:: Aim ::
Repeat the material verbatim and drop the pictures.

[Collection entries]

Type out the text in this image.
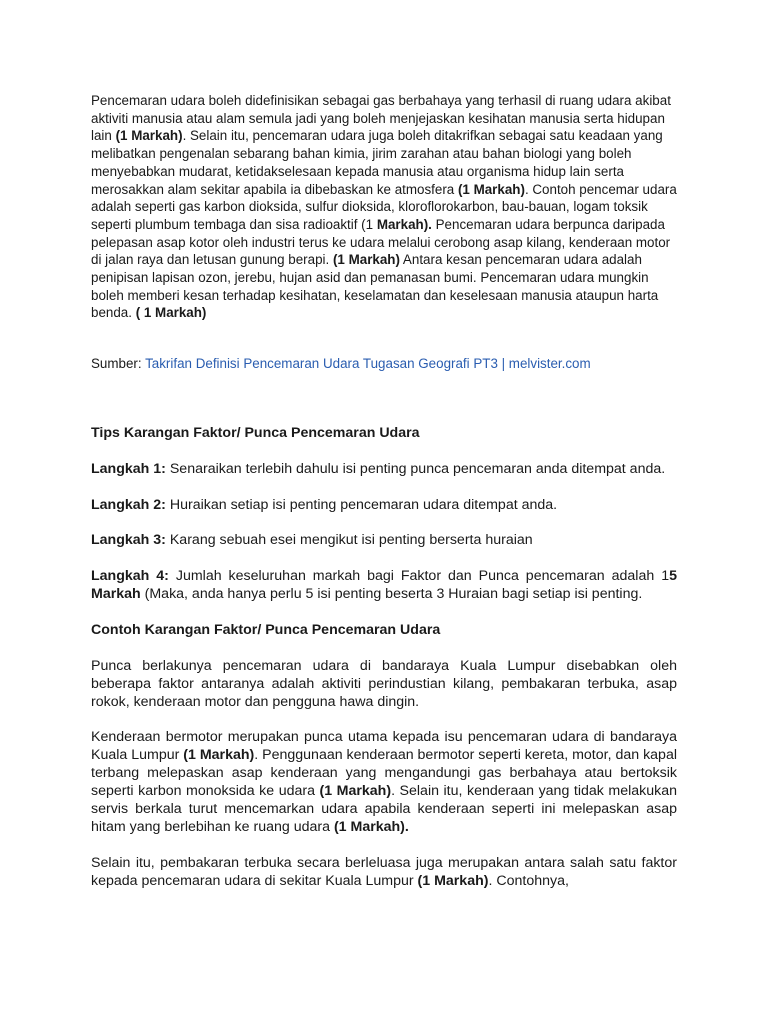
Pencemaran udara boleh didefinisikan sebagai gas berbahaya yang terhasil di ruang udara akibat aktiviti manusia atau alam semula jadi yang boleh menjejaskan kesihatan manusia serta hidupan lain (1 Markah). Selain itu, pencemaran udara juga boleh ditakrifkan sebagai satu keadaan yang melibatkan pengenalan sebarang bahan kimia, jirim zarahan atau bahan biologi yang boleh menyebabkan mudarat, ketidakselesaan kepada manusia atau organisma hidup lain serta merosakkan alam sekitar apabila ia dibebaskan ke atmosfera (1 Markah). Contoh pencemar udara adalah seperti gas karbon dioksida, sulfur dioksida, kloroflorokarbon, bau-bauan, logam toksik seperti plumbum tembaga dan sisa radioaktif (1 Markah). Pencemaran udara berpunca daripada pelepasan asap kotor oleh industri terus ke udara melalui cerobong asap kilang, kenderaan motor di jalan raya dan letusan gunung berapi. (1 Markah) Antara kesan pencemaran udara adalah penipisan lapisan ozon, jerebu, hujan asid dan pemanasan bumi. Pencemaran udara mungkin boleh memberi kesan terhadap kesihatan, keselamatan dan keselesaan manusia ataupun harta benda. ( 1 Markah)

Sumber: Takrifan Definisi Pencemaran Udara Tugasan Geografi PT3 | melvister.com

Tips Karangan Faktor/ Punca Pencemaran Udara

Langkah 1: Senaraikan terlebih dahulu isi penting punca pencemaran anda ditempat anda.

Langkah 2: Huraikan setiap isi penting pencemaran udara ditempat anda.

Langkah 3: Karang sebuah esei mengikut isi penting berserta huraian

Langkah 4: Jumlah keseluruhan markah bagi Faktor dan Punca pencemaran adalah 15 Markah (Maka, anda hanya perlu 5 isi penting beserta 3 Huraian bagi setiap isi penting.

Contoh Karangan Faktor/ Punca Pencemaran Udara

Punca berlakunya pencemaran udara di bandaraya Kuala Lumpur disebabkan oleh beberapa faktor antaranya adalah aktiviti perindustian kilang, pembakaran terbuka, asap rokok, kenderaan motor dan pengguna hawa dingin.

Kenderaan bermotor merupakan punca utama kepada isu pencemaran udara di bandaraya Kuala Lumpur (1 Markah). Penggunaan kenderaan bermotor seperti kereta, motor, dan kapal terbang melepaskan asap kenderaan yang mengandungi gas berbahaya atau bertoksik seperti karbon monoksida ke udara (1 Markah). Selain itu, kenderaan yang tidak melakukan servis berkala turut mencemarkan udara apabila kenderaan seperti ini melepaskan asap hitam yang berlebihan ke ruang udara (1 Markah).

Selain itu, pembakaran terbuka secara berleluasa juga merupakan antara salah satu faktor kepada pencemaran udara di sekitar Kuala Lumpur (1 Markah). Contohnya,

:: Response to the exercise ::
Type out the text in this image.
Pencemaran udara boleh didefinisikan sebagai gas berbahaya yang terhasil di ruang udara akibat aktiviti manusia atau alam semula jadi yang boleh menjejaskan kesihatan manusia serta hidupan lain (1 Markah). Selain itu, pencemaran udara juga boleh ditakrifkan sebagai satu keadaan yang melibatkan pengenalan sebarang bahan kimia, jirim zarahan atau bahan biologi yang boleh menyebabkan mudarat, ketidakselesaan kepada manusia atau organisma hidup lain serta merosakkan alam sekitar apabila ia dibebaskan ke atmosfera (1 Markah). Contoh pencemar udara adalah seperti gas karbon dioksida, sulfur dioksida, kloroflorokarbon, bau-bauan, logam toksik seperti plumbum tembaga dan sisa radioaktif (1 Markah). Pencemaran udara berpunca daripada pelepasan asap kotor oleh industri terus ke udara melalui cerobong asap kilang, kenderaan motor di jalan raya dan letusan gunung berapi. (1 Markah) Antara kesan pencemaran udara adalah penipisan lapisan ozon, jerebu, hujan asid dan pemanasan bumi. Pencemaran udara mungkin boleh memberi kesan terhadap kesihatan, keselamatan dan keselesaan manusia ataupun harta benda. ( 1 Markah)

Sumber: Takrifan Definisi Pencemaran Udara Tugasan Geografi PT3 | melvister.com

Tips Karangan Faktor/ Punca Pencemaran Udara

Langkah 1: Senaraikan terlebih dahulu isi penting punca pencemaran anda ditempat anda.

Langkah 2: Huraikan setiap isi penting pencemaran udara ditempat anda.

Langkah 3: Karang sebuah esei mengikut isi penting berserta huraian

Langkah 4: Jumlah keseluruhan markah bagi Faktor dan Punca pencemaran adalah 15 Markah (Maka, anda hanya perlu 5 isi penting beserta 3 Huraian bagi setiap isi penting.

Contoh Karangan Faktor/ Punca Pencemaran Udara

Punca berlakunya pencemaran udara di bandaraya Kuala Lumpur disebabkan oleh beberapa faktor antaranya adalah aktiviti perindustian kilang, pembakaran terbuka, asap rokok, kenderaan motor dan pengguna hawa dingin.

Kenderaan bermotor merupakan punca utama kepada isu pencemaran udara di bandaraya Kuala Lumpur (1 Markah). Penggunaan kenderaan bermotor seperti kereta, motor, dan kapal terbang melepaskan asap kenderaan yang mengandungi gas berbahaya atau bertoksik seperti karbon monoksida ke udara (1 Markah). Selain itu, kenderaan yang tidak melakukan servis berkala turut mencemarkan udara apabila kenderaan seperti ini melepaskan asap hitam yang berlebihan ke ruang udara (1 Markah).

Selain itu, pembakaran terbuka secara berleluasa juga merupakan antara salah satu faktor kepada pencemaran udara di sekitar Kuala Lumpur (1 Markah). Contohnya,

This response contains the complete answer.